*Task*
Write the data out again exactly, dropping any images it holds.

== Records

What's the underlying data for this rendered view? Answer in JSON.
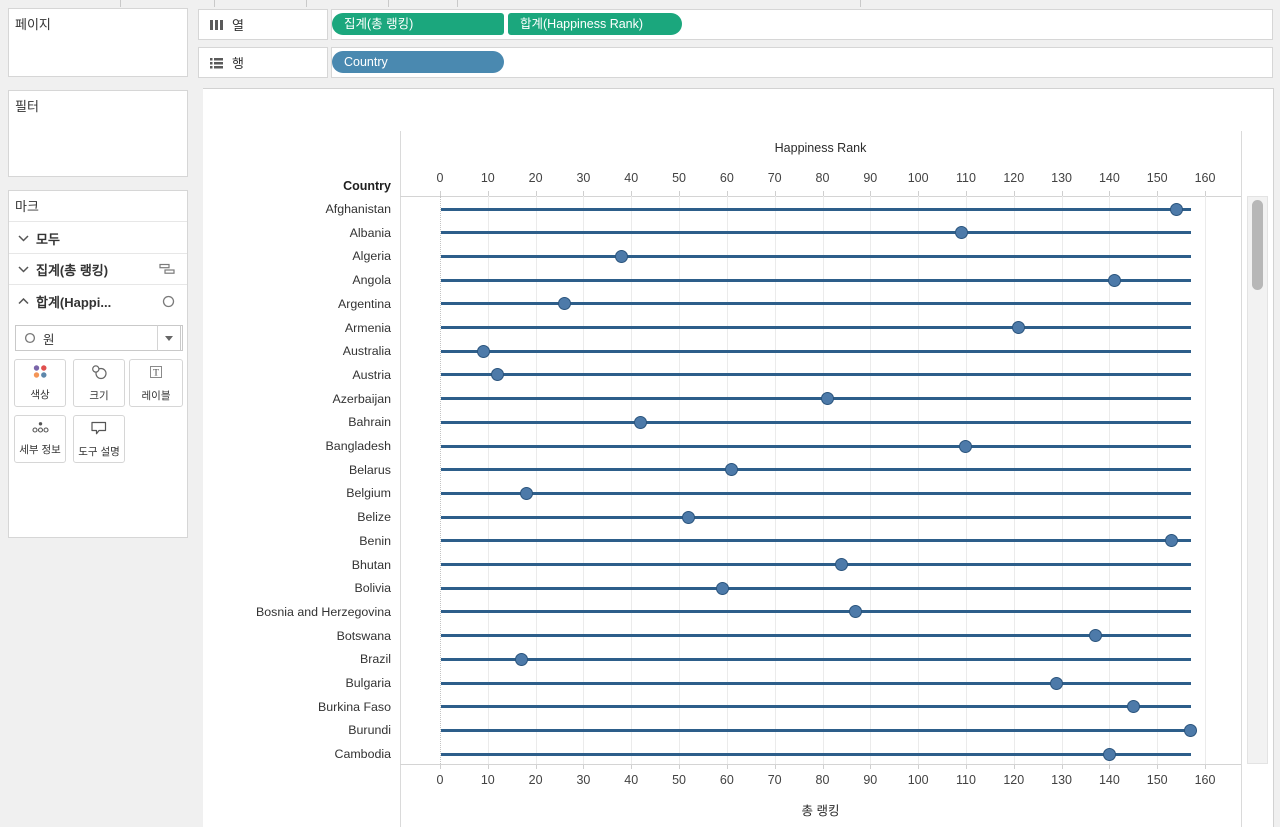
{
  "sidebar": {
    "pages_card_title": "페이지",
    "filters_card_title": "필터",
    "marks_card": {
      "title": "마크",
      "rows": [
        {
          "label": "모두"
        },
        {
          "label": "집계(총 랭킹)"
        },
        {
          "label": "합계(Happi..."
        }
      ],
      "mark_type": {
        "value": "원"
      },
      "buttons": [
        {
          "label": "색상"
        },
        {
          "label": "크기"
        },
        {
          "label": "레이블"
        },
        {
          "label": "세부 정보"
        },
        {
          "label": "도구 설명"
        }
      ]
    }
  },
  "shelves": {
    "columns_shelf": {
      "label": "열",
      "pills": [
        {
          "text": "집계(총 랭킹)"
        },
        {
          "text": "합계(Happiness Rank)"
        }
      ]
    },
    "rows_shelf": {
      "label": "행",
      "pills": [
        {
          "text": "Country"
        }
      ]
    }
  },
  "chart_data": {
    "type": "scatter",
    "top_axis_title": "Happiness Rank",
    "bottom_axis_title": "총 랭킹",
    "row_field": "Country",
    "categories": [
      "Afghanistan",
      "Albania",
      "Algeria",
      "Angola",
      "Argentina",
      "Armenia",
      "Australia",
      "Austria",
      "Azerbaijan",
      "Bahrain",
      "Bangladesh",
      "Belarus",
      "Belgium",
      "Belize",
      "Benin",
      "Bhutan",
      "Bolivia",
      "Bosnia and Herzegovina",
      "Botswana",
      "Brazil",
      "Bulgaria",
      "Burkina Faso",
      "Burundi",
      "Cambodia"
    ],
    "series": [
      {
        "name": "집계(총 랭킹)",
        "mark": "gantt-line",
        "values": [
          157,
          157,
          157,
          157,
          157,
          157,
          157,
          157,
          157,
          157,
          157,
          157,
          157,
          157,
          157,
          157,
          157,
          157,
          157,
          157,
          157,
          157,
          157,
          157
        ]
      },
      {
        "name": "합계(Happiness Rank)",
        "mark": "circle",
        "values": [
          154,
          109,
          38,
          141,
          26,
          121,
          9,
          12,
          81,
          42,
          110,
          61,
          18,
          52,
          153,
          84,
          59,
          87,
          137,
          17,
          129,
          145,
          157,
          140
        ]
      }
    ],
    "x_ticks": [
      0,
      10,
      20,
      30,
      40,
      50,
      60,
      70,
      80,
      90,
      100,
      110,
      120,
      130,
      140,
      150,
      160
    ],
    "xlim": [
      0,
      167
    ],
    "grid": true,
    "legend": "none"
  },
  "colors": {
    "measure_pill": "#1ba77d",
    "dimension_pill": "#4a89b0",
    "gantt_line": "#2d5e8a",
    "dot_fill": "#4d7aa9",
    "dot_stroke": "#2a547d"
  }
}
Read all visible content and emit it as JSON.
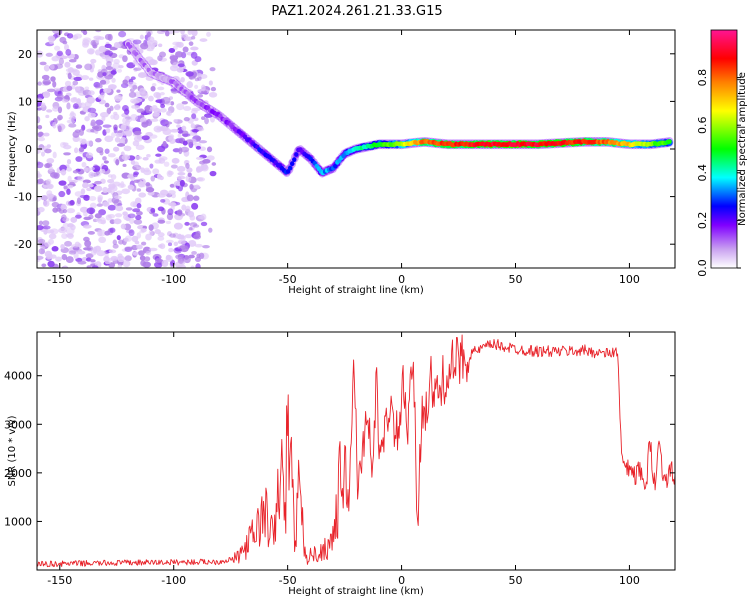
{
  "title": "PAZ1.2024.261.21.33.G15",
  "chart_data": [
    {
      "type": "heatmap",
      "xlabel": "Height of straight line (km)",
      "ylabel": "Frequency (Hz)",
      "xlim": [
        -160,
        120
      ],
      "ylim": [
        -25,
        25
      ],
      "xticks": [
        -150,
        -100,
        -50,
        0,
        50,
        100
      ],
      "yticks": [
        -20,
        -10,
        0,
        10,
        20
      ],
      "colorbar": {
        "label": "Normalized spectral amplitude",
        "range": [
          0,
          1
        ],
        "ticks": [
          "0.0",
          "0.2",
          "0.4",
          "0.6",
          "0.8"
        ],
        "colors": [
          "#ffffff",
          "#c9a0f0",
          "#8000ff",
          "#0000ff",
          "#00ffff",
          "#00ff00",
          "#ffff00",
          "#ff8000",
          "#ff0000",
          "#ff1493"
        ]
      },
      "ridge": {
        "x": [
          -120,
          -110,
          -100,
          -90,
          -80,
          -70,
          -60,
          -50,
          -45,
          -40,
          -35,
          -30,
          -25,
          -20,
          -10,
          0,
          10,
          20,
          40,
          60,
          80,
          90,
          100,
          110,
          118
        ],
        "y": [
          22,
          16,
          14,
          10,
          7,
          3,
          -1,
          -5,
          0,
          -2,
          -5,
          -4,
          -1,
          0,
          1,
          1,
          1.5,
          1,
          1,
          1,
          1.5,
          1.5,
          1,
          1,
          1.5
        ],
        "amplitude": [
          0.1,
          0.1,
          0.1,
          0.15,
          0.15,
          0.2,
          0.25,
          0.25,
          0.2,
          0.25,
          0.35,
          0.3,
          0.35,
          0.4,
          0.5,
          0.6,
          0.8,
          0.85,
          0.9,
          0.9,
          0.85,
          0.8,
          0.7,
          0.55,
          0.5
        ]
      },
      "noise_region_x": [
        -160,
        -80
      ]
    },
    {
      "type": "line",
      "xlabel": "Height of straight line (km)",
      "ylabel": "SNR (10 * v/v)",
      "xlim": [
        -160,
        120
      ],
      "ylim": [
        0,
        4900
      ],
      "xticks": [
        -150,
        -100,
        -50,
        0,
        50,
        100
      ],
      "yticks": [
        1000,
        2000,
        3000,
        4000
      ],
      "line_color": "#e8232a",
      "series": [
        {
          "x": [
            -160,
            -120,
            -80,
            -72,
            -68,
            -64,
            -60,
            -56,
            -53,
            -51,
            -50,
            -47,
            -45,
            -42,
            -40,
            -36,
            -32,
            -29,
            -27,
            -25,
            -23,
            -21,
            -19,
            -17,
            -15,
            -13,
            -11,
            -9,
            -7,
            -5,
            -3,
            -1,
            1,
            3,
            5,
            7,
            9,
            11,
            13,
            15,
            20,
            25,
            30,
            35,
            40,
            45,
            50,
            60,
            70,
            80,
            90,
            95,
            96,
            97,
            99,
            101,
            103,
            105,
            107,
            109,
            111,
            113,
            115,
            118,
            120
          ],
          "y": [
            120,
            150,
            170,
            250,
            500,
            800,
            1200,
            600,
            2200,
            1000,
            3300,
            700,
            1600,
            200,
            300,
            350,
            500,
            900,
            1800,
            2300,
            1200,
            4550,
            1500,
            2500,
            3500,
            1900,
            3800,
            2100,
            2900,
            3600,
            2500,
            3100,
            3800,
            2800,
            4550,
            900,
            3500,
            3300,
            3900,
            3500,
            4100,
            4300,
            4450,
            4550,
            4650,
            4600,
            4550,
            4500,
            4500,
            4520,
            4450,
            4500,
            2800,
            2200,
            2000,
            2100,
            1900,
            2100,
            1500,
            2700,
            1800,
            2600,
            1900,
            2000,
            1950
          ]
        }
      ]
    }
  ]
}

====

*Result of this exercise*
What's the underlying data for this rendered view? Answer in JSON.
{
  "sidebar": {
    "pages_card_title": "페이지",
    "filters_card_title": "필터",
    "marks_card": {
      "title": "마크",
      "rows": [
        {
          "label": "모두"
        },
        {
          "label": "집계(총 랭킹)"
        },
        {
          "label": "합계(Happi..."
        }
      ],
      "mark_type": {
        "value": "원"
      },
      "buttons": [
        {
          "label": "색상"
        },
        {
          "label": "크기"
        },
        {
          "label": "레이블"
        },
        {
          "label": "세부 정보"
        },
        {
          "label": "도구 설명"
        }
      ]
    }
  },
  "shelves": {
    "columns_shelf": {
      "label": "열",
      "pills": [
        {
          "text": "집계(총 랭킹)"
        },
        {
          "text": "합계(Happiness Rank)"
        }
      ]
    },
    "rows_shelf": {
      "label": "행",
      "pills": [
        {
          "text": "Country"
        }
      ]
    }
  },
  "chart_data": {
    "type": "scatter",
    "top_axis_title": "Happiness Rank",
    "bottom_axis_title": "총 랭킹",
    "row_field": "Country",
    "categories": [
      "Afghanistan",
      "Albania",
      "Algeria",
      "Angola",
      "Argentina",
      "Armenia",
      "Australia",
      "Austria",
      "Azerbaijan",
      "Bahrain",
      "Bangladesh",
      "Belarus",
      "Belgium",
      "Belize",
      "Benin",
      "Bhutan",
      "Bolivia",
      "Bosnia and Herzegovina",
      "Botswana",
      "Brazil",
      "Bulgaria",
      "Burkina Faso",
      "Burundi",
      "Cambodia"
    ],
    "series": [
      {
        "name": "집계(총 랭킹)",
        "mark": "gantt-line",
        "values": [
          157,
          157,
          157,
          157,
          157,
          157,
          157,
          157,
          157,
          157,
          157,
          157,
          157,
          157,
          157,
          157,
          157,
          157,
          157,
          157,
          157,
          157,
          157,
          157
        ]
      },
      {
        "name": "합계(Happiness Rank)",
        "mark": "circle",
        "values": [
          154,
          109,
          38,
          141,
          26,
          121,
          9,
          12,
          81,
          42,
          110,
          61,
          18,
          52,
          153,
          84,
          59,
          87,
          137,
          17,
          129,
          145,
          157,
          140
        ]
      }
    ],
    "x_ticks": [
      0,
      10,
      20,
      30,
      40,
      50,
      60,
      70,
      80,
      90,
      100,
      110,
      120,
      130,
      140,
      150,
      160
    ],
    "xlim": [
      0,
      167
    ],
    "grid": true,
    "legend": "none"
  },
  "colors": {
    "measure_pill": "#1ba77d",
    "dimension_pill": "#4a89b0",
    "gantt_line": "#2d5e8a",
    "dot_fill": "#4d7aa9",
    "dot_stroke": "#2a547d"
  }
}
Read all visible content and emit it as JSON.
{
  "title": "PAZ1.2024.261.21.33.G15",
  "chart_data": [
    {
      "type": "heatmap",
      "xlabel": "Height of straight line (km)",
      "ylabel": "Frequency (Hz)",
      "xlim": [
        -160,
        120
      ],
      "ylim": [
        -25,
        25
      ],
      "xticks": [
        -150,
        -100,
        -50,
        0,
        50,
        100
      ],
      "yticks": [
        -20,
        -10,
        0,
        10,
        20
      ],
      "colorbar": {
        "label": "Normalized spectral amplitude",
        "range": [
          0,
          1
        ],
        "ticks": [
          "0.0",
          "0.2",
          "0.4",
          "0.6",
          "0.8"
        ],
        "colors": [
          "#ffffff",
          "#c9a0f0",
          "#8000ff",
          "#0000ff",
          "#00ffff",
          "#00ff00",
          "#ffff00",
          "#ff8000",
          "#ff0000",
          "#ff1493"
        ]
      },
      "ridge": {
        "x": [
          -120,
          -110,
          -100,
          -90,
          -80,
          -70,
          -60,
          -50,
          -45,
          -40,
          -35,
          -30,
          -25,
          -20,
          -10,
          0,
          10,
          20,
          40,
          60,
          80,
          90,
          100,
          110,
          118
        ],
        "y": [
          22,
          16,
          14,
          10,
          7,
          3,
          -1,
          -5,
          0,
          -2,
          -5,
          -4,
          -1,
          0,
          1,
          1,
          1.5,
          1,
          1,
          1,
          1.5,
          1.5,
          1,
          1,
          1.5
        ],
        "amplitude": [
          0.1,
          0.1,
          0.1,
          0.15,
          0.15,
          0.2,
          0.25,
          0.25,
          0.2,
          0.25,
          0.35,
          0.3,
          0.35,
          0.4,
          0.5,
          0.6,
          0.8,
          0.85,
          0.9,
          0.9,
          0.85,
          0.8,
          0.7,
          0.55,
          0.5
        ]
      },
      "noise_region_x": [
        -160,
        -80
      ]
    },
    {
      "type": "line",
      "xlabel": "Height of straight line (km)",
      "ylabel": "SNR (10 * v/v)",
      "xlim": [
        -160,
        120
      ],
      "ylim": [
        0,
        4900
      ],
      "xticks": [
        -150,
        -100,
        -50,
        0,
        50,
        100
      ],
      "yticks": [
        1000,
        2000,
        3000,
        4000
      ],
      "line_color": "#e8232a",
      "series": [
        {
          "x": [
            -160,
            -120,
            -80,
            -72,
            -68,
            -64,
            -60,
            -56,
            -53,
            -51,
            -50,
            -47,
            -45,
            -42,
            -40,
            -36,
            -32,
            -29,
            -27,
            -25,
            -23,
            -21,
            -19,
            -17,
            -15,
            -13,
            -11,
            -9,
            -7,
            -5,
            -3,
            -1,
            1,
            3,
            5,
            7,
            9,
            11,
            13,
            15,
            20,
            25,
            30,
            35,
            40,
            45,
            50,
            60,
            70,
            80,
            90,
            95,
            96,
            97,
            99,
            101,
            103,
            105,
            107,
            109,
            111,
            113,
            115,
            118,
            120
          ],
          "y": [
            120,
            150,
            170,
            250,
            500,
            800,
            1200,
            600,
            2200,
            1000,
            3300,
            700,
            1600,
            200,
            300,
            350,
            500,
            900,
            1800,
            2300,
            1200,
            4550,
            1500,
            2500,
            3500,
            1900,
            3800,
            2100,
            2900,
            3600,
            2500,
            3100,
            3800,
            2800,
            4550,
            900,
            3500,
            3300,
            3900,
            3500,
            4100,
            4300,
            4450,
            4550,
            4650,
            4600,
            4550,
            4500,
            4500,
            4520,
            4450,
            4500,
            2800,
            2200,
            2000,
            2100,
            1900,
            2100,
            1500,
            2700,
            1800,
            2600,
            1900,
            2000,
            1950
          ]
        }
      ]
    }
  ]
}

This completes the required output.